A block of data:
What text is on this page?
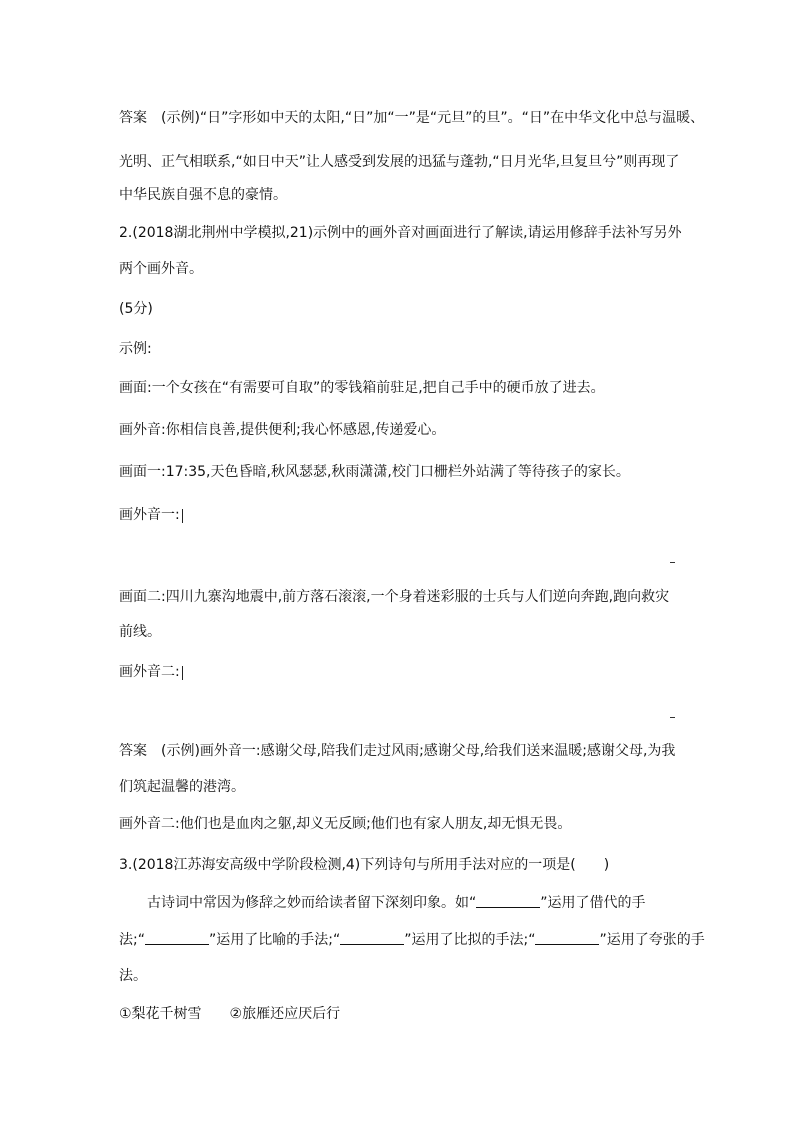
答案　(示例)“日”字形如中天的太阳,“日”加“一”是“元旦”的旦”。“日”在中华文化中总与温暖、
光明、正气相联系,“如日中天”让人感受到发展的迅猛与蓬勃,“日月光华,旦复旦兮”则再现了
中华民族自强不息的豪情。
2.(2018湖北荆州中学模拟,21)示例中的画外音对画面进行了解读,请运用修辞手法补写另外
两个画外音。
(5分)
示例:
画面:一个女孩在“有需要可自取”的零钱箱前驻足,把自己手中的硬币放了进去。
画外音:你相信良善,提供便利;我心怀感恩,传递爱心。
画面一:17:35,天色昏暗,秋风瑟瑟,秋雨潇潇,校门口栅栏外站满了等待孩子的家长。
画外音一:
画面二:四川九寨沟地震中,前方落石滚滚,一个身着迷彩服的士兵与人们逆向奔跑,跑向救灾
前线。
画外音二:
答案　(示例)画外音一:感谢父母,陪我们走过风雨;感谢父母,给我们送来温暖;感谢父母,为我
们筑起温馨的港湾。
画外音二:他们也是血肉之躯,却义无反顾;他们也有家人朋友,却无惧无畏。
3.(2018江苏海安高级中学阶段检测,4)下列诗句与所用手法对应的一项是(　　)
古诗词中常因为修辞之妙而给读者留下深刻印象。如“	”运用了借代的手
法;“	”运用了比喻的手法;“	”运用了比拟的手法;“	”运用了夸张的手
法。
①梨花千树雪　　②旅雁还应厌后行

...

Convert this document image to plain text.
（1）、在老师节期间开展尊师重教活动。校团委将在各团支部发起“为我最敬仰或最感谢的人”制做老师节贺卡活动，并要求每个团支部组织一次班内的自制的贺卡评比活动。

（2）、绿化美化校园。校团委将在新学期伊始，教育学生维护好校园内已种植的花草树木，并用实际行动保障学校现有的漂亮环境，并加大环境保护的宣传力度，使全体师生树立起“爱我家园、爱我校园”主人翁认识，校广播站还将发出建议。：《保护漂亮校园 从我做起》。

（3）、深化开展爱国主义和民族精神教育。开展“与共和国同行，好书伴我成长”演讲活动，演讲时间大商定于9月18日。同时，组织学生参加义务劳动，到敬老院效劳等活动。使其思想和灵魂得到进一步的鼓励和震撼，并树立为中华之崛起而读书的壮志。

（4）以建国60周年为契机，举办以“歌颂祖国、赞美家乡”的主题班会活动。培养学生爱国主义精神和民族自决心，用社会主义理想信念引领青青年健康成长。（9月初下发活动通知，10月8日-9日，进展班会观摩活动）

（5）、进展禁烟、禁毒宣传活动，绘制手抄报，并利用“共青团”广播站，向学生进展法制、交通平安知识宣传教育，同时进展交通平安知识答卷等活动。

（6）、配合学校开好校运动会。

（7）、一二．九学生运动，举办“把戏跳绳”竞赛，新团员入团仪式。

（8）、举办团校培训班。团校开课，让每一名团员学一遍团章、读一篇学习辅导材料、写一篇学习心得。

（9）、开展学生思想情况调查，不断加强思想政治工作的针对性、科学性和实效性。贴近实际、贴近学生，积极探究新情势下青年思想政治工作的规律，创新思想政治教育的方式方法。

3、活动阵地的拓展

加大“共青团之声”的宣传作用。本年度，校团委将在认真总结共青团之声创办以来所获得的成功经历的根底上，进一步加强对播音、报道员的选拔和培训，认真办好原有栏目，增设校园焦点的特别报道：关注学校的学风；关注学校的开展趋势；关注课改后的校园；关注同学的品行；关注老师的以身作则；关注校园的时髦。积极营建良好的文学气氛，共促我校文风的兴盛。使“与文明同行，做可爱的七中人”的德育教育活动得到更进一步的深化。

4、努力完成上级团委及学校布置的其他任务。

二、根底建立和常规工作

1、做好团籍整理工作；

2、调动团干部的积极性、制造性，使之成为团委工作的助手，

**DESCRIPTION OF THE TASK**
Only lines with "text" are wanted here; list each of them.

**ANSWER**
What text is on this page?
Convert this document image to plain text.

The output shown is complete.